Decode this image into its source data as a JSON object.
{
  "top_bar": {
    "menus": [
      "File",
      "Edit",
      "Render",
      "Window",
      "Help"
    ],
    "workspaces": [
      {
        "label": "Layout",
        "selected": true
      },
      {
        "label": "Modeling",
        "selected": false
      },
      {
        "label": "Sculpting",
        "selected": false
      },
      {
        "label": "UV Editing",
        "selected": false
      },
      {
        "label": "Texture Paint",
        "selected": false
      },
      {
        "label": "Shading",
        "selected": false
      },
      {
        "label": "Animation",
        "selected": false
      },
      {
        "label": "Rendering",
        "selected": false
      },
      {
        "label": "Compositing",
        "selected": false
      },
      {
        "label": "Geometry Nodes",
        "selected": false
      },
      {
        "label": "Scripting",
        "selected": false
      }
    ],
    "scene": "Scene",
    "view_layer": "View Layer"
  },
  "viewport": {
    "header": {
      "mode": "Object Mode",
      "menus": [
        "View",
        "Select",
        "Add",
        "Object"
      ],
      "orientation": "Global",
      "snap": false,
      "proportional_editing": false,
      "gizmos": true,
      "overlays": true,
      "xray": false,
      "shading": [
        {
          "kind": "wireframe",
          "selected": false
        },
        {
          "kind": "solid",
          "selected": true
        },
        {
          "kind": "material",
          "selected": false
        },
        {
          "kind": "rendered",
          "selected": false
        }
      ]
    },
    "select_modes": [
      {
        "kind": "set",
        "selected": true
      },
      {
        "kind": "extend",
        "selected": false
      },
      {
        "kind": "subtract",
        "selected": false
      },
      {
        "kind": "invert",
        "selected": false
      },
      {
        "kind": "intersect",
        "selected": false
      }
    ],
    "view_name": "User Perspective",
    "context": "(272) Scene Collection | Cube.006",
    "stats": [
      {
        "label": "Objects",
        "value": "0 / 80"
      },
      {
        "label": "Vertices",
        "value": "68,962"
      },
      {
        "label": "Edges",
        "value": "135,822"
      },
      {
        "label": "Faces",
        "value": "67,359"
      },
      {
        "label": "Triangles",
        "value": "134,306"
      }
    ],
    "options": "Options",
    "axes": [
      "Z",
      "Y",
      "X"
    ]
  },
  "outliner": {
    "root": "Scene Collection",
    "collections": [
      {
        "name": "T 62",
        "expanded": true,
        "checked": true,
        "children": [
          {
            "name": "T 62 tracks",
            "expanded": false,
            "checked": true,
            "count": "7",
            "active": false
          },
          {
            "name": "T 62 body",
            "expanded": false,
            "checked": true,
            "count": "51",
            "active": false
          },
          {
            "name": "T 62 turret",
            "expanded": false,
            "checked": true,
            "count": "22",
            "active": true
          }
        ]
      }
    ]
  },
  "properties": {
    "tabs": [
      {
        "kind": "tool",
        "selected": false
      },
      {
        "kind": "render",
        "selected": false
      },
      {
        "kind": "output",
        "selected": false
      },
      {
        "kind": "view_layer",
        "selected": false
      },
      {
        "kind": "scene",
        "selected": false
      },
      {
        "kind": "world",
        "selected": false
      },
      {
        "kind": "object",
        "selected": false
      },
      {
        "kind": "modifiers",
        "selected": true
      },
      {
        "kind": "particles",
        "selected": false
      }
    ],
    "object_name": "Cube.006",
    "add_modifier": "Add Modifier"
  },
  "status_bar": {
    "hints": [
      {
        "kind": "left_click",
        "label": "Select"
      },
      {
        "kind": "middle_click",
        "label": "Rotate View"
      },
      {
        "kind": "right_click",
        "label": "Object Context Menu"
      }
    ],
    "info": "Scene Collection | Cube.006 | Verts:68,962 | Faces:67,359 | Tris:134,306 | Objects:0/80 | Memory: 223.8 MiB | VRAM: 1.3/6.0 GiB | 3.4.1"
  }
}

──────────

• WHAT NEEDS TO BE DONE: Each line above that holds the string "Cube" should be copied and shown.

• OUTPUT FOR THIS EXERCISE:
    "context": "(272) Scene Collection | Cube.006",
    "object_name": "Cube.006",
    "info": "Scene Collection | Cube.006 | Verts:68,962 | Faces:67,359 | Tris:134,306 | Objects:0/80 | Memory: 223.8 MiB | VRAM: 1.3/6.0 GiB | 3.4.1"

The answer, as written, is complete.